*Requirement*
Take the lines from the one containing "Give me a plain-text" through the final line below and restate them exactly. Omit the pictures.
━━ Records provided
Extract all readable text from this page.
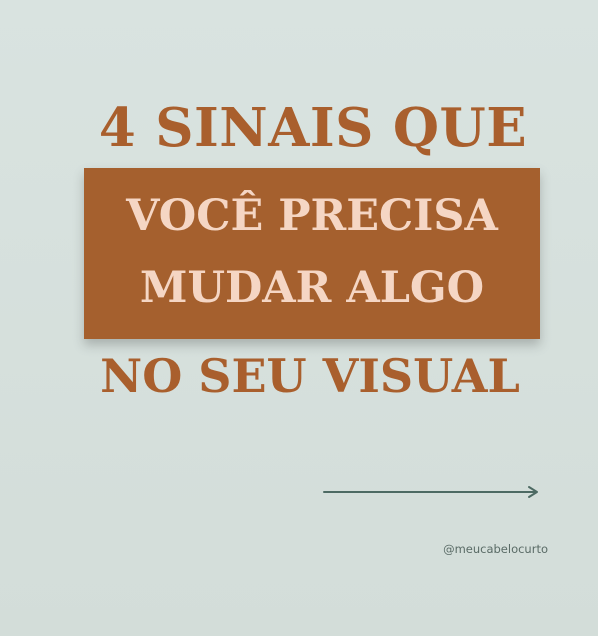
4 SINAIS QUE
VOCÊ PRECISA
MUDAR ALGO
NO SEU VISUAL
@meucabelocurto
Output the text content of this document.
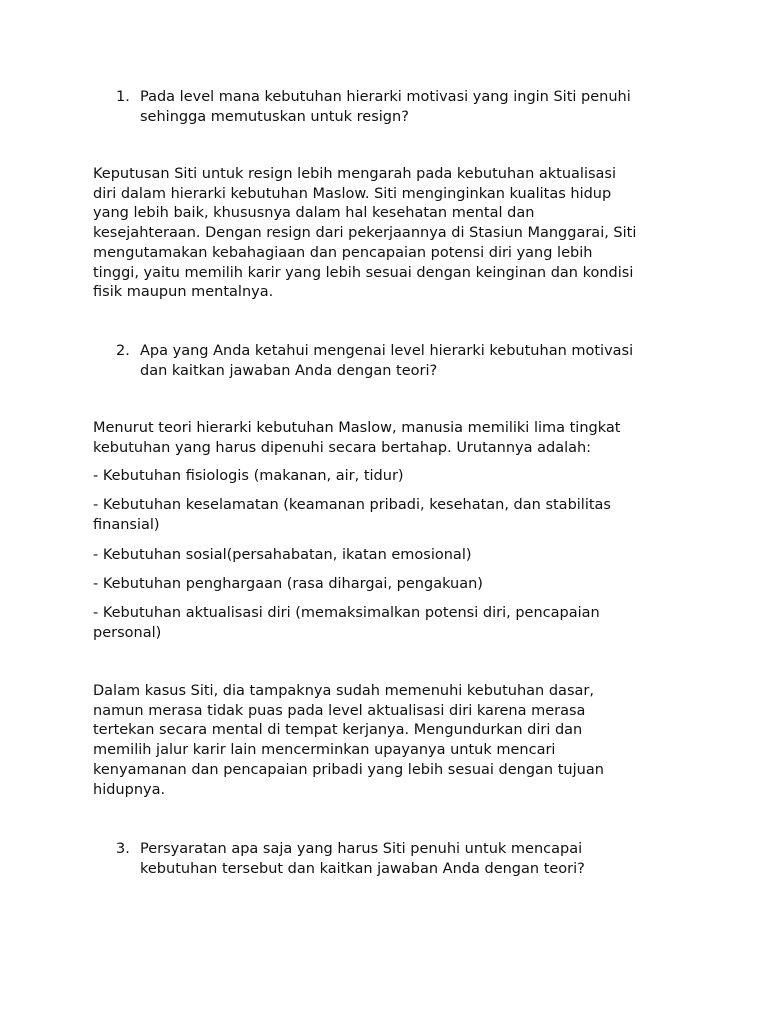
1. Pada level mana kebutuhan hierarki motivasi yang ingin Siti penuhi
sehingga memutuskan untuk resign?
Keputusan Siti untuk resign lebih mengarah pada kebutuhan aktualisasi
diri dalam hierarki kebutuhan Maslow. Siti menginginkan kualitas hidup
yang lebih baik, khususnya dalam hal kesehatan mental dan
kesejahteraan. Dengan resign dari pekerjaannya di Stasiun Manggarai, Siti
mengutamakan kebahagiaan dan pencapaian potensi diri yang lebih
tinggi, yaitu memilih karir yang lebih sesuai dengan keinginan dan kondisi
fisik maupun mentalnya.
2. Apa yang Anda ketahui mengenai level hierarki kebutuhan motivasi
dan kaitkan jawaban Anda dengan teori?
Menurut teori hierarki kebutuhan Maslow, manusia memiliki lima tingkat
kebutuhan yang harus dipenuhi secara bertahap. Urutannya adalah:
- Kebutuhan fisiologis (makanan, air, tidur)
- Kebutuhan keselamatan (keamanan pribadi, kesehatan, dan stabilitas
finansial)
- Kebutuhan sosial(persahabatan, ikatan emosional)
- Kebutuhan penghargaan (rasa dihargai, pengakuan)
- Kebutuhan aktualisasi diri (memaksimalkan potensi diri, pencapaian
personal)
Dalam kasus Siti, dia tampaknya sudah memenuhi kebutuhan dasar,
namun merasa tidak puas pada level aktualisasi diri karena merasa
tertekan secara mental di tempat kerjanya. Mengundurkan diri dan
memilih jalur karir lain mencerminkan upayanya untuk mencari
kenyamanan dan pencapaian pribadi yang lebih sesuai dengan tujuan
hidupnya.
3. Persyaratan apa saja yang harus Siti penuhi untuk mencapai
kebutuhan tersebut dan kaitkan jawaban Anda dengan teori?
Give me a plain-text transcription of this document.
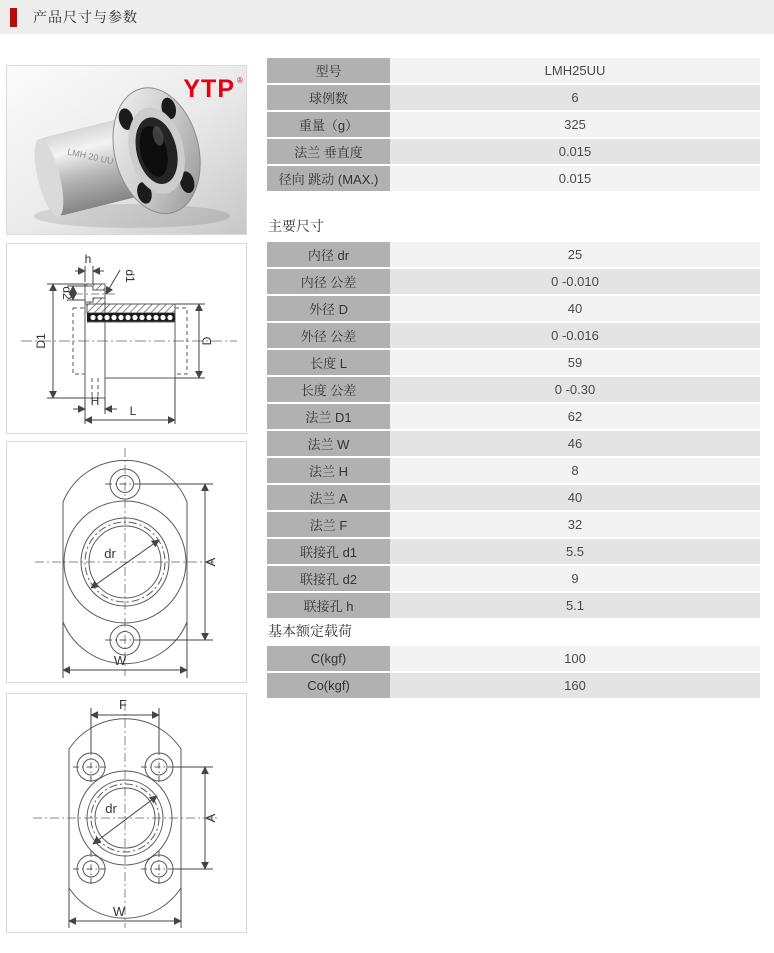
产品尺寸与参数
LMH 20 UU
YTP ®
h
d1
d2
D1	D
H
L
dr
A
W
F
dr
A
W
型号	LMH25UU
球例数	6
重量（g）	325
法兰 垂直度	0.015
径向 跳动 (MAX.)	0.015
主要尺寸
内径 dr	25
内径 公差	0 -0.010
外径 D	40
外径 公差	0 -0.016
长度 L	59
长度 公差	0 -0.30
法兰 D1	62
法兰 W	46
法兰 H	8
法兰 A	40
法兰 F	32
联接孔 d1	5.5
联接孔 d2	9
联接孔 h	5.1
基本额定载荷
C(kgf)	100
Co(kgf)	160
━━━━
*Exercise solution*
Give me a plain-text transcription of this document.
产品尺寸与参数
LMH 20 UU
YTP ®
h
d1
d2
D1	D
H
L
dr
A
W
F
dr
A
W
型号	LMH25UU
球例数	6
重量（g）	325
法兰 垂直度	0.015
径向 跳动 (MAX.)	0.015
主要尺寸
内径 dr	25
内径 公差	0 -0.010
外径 D	40
外径 公差	0 -0.016
长度 L	59
长度 公差	0 -0.30
法兰 D1	62
法兰 W	46
法兰 H	8
法兰 A	40
法兰 F	32
联接孔 d1	5.5
联接孔 d2	9
联接孔 h	5.1
基本额定载荷
C(kgf)	100
Co(kgf)	160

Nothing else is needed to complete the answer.